◆ EXERCISE PROMPT: Every record must be written out once more, with nothing added or omitted.

◆ LISTED ENTRIES:
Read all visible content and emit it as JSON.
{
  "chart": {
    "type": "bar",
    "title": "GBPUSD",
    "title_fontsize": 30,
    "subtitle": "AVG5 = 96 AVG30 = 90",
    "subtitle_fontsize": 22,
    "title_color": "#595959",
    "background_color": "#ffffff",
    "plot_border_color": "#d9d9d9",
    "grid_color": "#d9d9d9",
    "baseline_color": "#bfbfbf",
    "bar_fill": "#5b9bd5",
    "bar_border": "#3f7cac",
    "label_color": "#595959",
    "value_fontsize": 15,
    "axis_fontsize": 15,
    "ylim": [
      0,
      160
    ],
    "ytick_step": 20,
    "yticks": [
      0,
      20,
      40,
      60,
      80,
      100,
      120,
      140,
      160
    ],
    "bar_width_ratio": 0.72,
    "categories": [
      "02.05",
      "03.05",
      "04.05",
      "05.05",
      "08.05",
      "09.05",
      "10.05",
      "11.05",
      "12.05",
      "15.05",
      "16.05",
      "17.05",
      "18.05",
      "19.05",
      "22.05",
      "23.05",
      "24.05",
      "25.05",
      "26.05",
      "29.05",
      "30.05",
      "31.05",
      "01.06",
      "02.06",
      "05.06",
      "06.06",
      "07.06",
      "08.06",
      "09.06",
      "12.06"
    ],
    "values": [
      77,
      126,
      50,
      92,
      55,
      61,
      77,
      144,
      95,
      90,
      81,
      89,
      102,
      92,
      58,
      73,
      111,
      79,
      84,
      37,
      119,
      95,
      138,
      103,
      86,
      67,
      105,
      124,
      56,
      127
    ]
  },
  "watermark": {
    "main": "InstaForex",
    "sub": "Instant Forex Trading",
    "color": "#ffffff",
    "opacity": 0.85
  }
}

◆ COMPLETED EXERCISE:
Read all visible content and emit it as JSON.
{
  "chart": {
    "type": "bar",
    "title": "GBPUSD",
    "title_fontsize": 30,
    "subtitle": "AVG5 = 96 AVG30 = 90",
    "subtitle_fontsize": 22,
    "title_color": "#595959",
    "background_color": "#ffffff",
    "plot_border_color": "#d9d9d9",
    "grid_color": "#d9d9d9",
    "baseline_color": "#bfbfbf",
    "bar_fill": "#5b9bd5",
    "bar_border": "#3f7cac",
    "label_color": "#595959",
    "value_fontsize": 15,
    "axis_fontsize": 15,
    "ylim": [
      0,
      160
    ],
    "ytick_step": 20,
    "yticks": [
      0,
      20,
      40,
      60,
      80,
      100,
      120,
      140,
      160
    ],
    "bar_width_ratio": 0.72,
    "categories": [
      "02.05",
      "03.05",
      "04.05",
      "05.05",
      "08.05",
      "09.05",
      "10.05",
      "11.05",
      "12.05",
      "15.05",
      "16.05",
      "17.05",
      "18.05",
      "19.05",
      "22.05",
      "23.05",
      "24.05",
      "25.05",
      "26.05",
      "29.05",
      "30.05",
      "31.05",
      "01.06",
      "02.06",
      "05.06",
      "06.06",
      "07.06",
      "08.06",
      "09.06",
      "12.06"
    ],
    "values": [
      77,
      126,
      50,
      92,
      55,
      61,
      77,
      144,
      95,
      90,
      81,
      89,
      102,
      92,
      58,
      73,
      111,
      79,
      84,
      37,
      119,
      95,
      138,
      103,
      86,
      67,
      105,
      124,
      56,
      127
    ]
  },
  "watermark": {
    "main": "InstaForex",
    "sub": "Instant Forex Trading",
    "color": "#ffffff",
    "opacity": 0.85
  }
}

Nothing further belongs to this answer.